To do:
Below are the records. Gather each line that holds "guarantor".

— Begin Extracted material —

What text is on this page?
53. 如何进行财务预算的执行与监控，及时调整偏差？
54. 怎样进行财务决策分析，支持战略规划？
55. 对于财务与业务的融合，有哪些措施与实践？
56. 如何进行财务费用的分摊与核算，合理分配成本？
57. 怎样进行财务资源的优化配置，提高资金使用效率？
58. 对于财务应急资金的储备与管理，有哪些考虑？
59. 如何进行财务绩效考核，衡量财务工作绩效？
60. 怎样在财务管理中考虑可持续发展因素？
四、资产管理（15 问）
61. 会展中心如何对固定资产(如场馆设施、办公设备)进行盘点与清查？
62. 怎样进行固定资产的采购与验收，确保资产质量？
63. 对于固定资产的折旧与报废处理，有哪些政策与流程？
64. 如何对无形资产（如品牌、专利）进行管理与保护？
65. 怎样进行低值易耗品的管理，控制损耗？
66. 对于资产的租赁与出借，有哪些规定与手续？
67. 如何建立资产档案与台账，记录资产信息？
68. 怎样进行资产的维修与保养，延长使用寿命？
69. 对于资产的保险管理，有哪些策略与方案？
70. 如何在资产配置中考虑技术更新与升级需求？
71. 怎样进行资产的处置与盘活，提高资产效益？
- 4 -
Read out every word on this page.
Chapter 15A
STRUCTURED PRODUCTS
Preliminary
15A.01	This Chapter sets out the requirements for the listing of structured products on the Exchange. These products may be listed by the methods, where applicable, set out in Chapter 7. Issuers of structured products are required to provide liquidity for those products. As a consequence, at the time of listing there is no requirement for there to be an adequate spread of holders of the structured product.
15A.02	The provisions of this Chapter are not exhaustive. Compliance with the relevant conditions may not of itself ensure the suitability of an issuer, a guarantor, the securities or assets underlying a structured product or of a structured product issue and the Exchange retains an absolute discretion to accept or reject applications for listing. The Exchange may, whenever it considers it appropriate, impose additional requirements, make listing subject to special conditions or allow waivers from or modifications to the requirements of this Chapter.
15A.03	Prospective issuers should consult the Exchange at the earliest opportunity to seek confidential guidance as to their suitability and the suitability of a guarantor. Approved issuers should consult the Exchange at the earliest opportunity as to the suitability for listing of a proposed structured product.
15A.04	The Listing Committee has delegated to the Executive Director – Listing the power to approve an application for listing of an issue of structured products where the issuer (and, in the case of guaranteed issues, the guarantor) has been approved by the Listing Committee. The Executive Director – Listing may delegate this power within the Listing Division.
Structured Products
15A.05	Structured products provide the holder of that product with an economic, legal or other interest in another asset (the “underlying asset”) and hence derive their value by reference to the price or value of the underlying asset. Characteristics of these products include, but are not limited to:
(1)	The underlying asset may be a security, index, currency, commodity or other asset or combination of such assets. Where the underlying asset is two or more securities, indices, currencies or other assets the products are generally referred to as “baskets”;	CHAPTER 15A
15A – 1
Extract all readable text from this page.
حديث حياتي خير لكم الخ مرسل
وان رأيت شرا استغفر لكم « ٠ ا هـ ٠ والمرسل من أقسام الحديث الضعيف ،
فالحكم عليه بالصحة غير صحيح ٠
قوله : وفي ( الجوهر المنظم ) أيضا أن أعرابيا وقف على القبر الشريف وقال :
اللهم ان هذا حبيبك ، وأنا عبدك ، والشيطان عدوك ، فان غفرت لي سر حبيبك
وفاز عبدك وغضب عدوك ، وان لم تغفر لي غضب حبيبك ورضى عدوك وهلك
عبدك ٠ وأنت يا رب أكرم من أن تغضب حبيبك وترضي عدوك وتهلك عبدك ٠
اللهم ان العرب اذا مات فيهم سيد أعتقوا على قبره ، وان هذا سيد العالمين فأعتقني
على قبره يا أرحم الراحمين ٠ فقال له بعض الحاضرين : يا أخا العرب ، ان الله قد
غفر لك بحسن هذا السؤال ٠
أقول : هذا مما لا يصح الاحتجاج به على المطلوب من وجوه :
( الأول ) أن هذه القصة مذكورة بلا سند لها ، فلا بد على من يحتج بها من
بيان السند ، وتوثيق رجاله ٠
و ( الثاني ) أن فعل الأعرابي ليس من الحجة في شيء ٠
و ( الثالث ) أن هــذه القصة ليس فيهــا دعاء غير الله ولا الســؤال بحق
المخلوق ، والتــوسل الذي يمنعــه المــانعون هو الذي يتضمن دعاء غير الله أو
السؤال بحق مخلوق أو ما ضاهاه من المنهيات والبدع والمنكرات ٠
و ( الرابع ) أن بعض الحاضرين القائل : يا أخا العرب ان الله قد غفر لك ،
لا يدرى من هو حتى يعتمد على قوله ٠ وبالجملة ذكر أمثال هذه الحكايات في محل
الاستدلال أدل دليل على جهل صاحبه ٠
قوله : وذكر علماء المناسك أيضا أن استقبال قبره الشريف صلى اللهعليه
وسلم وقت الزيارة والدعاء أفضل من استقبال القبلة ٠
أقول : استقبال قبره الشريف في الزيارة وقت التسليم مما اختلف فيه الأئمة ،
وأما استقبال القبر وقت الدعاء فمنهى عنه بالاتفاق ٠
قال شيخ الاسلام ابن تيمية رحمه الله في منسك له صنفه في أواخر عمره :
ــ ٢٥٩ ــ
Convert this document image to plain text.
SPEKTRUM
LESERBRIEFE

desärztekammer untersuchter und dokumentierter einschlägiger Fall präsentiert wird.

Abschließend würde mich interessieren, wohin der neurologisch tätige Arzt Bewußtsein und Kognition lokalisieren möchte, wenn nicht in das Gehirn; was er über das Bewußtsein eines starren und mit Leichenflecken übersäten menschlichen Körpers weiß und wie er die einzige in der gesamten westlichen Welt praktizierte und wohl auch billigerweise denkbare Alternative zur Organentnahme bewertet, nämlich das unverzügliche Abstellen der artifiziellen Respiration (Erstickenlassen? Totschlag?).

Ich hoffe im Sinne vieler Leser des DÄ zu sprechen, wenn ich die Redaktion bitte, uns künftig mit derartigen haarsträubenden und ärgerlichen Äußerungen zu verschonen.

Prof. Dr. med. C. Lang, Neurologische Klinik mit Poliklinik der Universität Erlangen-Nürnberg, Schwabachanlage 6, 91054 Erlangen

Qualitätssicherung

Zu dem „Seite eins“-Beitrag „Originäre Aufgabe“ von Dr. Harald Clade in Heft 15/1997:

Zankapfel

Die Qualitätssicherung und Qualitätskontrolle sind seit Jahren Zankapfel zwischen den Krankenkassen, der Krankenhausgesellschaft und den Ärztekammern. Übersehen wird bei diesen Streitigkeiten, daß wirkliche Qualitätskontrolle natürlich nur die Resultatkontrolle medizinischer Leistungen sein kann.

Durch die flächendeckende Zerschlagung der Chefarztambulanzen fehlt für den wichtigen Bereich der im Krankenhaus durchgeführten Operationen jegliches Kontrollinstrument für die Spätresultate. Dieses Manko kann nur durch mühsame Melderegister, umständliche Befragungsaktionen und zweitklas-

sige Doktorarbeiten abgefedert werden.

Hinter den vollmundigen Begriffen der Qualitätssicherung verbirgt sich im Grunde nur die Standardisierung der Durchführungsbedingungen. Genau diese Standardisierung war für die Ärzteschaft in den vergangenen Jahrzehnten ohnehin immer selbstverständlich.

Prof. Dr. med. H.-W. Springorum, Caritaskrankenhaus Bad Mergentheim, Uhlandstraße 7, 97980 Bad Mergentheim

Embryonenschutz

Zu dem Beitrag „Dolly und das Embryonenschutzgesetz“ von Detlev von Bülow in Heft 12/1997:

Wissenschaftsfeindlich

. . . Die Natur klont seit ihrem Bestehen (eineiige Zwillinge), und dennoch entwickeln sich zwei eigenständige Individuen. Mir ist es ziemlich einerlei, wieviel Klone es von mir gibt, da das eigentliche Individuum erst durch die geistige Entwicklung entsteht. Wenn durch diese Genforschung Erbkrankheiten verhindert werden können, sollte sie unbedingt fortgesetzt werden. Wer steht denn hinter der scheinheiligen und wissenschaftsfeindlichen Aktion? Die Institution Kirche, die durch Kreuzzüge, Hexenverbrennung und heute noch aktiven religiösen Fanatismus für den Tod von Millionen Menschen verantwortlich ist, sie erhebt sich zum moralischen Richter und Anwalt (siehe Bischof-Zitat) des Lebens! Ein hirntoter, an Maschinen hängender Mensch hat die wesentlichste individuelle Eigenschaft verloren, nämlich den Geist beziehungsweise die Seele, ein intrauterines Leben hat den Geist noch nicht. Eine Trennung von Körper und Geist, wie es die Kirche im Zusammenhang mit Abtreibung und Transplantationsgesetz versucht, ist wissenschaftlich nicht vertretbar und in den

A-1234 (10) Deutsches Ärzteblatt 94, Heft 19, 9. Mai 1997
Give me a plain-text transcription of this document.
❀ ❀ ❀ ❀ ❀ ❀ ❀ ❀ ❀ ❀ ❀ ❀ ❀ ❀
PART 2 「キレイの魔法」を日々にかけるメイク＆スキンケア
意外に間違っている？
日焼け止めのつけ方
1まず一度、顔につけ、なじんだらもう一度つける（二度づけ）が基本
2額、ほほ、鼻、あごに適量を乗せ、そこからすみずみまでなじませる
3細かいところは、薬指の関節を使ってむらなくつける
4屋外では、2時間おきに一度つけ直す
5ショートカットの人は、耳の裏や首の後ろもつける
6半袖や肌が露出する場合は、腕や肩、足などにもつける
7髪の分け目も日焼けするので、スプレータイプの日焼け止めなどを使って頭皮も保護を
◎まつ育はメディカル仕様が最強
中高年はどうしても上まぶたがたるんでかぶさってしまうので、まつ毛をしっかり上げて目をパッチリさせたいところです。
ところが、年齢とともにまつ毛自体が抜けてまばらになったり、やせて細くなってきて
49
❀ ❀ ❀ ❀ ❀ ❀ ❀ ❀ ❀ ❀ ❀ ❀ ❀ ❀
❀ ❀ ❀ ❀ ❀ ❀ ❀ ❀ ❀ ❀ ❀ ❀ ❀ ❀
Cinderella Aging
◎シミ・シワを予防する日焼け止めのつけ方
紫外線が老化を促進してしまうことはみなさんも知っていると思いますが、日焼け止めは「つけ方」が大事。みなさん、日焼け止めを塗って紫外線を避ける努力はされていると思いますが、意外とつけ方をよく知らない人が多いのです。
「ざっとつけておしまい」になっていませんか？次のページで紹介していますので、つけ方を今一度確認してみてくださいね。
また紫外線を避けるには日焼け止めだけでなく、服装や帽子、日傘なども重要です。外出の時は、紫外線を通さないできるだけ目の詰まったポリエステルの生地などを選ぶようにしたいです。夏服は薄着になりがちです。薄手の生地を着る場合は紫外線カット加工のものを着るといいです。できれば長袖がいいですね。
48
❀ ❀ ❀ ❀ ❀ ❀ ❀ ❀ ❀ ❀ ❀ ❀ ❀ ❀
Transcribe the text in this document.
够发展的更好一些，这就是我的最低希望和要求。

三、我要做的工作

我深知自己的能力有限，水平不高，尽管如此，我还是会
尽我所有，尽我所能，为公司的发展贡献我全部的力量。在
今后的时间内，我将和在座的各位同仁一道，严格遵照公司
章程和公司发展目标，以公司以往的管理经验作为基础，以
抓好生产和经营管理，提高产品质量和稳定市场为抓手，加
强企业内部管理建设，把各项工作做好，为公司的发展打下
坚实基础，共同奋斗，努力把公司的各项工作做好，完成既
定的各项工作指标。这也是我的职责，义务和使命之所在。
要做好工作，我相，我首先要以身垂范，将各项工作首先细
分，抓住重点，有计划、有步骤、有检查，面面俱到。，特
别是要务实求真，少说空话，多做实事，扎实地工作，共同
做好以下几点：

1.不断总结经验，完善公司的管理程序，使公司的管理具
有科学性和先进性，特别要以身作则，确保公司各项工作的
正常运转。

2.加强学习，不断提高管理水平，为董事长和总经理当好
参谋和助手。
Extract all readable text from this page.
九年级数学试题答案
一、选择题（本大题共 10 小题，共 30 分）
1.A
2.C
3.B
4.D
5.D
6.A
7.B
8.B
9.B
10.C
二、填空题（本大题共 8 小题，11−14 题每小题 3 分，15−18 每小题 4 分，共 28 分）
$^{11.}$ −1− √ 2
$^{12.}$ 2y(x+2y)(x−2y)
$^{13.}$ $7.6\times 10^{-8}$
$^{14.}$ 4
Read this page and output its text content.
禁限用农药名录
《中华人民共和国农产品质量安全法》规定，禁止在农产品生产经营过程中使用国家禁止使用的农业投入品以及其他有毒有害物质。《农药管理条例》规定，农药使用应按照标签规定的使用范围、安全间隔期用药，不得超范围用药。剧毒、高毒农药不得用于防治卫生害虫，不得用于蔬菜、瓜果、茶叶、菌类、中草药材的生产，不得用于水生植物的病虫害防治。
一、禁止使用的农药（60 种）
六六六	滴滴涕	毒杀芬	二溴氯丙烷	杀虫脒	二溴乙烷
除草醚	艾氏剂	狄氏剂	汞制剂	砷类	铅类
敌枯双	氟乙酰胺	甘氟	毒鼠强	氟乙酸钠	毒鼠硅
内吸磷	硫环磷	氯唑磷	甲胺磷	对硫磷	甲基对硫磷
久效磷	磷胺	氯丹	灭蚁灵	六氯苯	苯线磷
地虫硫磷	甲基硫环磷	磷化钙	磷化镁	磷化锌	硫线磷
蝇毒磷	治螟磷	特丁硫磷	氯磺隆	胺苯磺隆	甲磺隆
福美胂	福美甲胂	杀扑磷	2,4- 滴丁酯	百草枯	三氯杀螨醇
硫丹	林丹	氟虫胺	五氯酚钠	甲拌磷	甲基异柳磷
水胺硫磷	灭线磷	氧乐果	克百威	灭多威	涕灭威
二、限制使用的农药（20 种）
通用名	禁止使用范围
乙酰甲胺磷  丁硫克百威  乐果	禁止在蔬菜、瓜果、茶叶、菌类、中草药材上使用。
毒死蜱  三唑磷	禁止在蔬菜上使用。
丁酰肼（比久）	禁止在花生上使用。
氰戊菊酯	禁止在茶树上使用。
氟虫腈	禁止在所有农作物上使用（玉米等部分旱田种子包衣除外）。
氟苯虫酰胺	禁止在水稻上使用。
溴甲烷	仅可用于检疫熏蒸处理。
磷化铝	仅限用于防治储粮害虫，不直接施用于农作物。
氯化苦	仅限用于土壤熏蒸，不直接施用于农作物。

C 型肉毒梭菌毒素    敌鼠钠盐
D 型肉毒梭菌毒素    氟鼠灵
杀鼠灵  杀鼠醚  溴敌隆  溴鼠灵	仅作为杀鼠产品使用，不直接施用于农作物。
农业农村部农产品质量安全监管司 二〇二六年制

— End Extracted material —

Exercise result:
15A.02	The provisions of this Chapter are not exhaustive. Compliance with the relevant conditions may not of itself ensure the suitability of an issuer, a guarantor, the securities or assets underlying a structured product or of a structured product issue and the Exchange retains an absolute discretion to accept or reject applications for listing. The Exchange may, whenever it considers it appropriate, impose additional requirements, make listing subject to special conditions or allow waivers from or modifications to the requirements of this Chapter.
15A.03	Prospective issuers should consult the Exchange at the earliest opportunity to seek confidential guidance as to their suitability and the suitability of a guarantor. Approved issuers should consult the Exchange at the earliest opportunity as to the suitability for listing of a proposed structured product.
15A.04	The Listing Committee has delegated to the Executive Director – Listing the power to approve an application for listing of an issue of structured products where the issuer (and, in the case of guaranteed issues, the guarantor) has been approved by the Listing Committee. The Executive Director – Listing may delegate this power within the Listing Division.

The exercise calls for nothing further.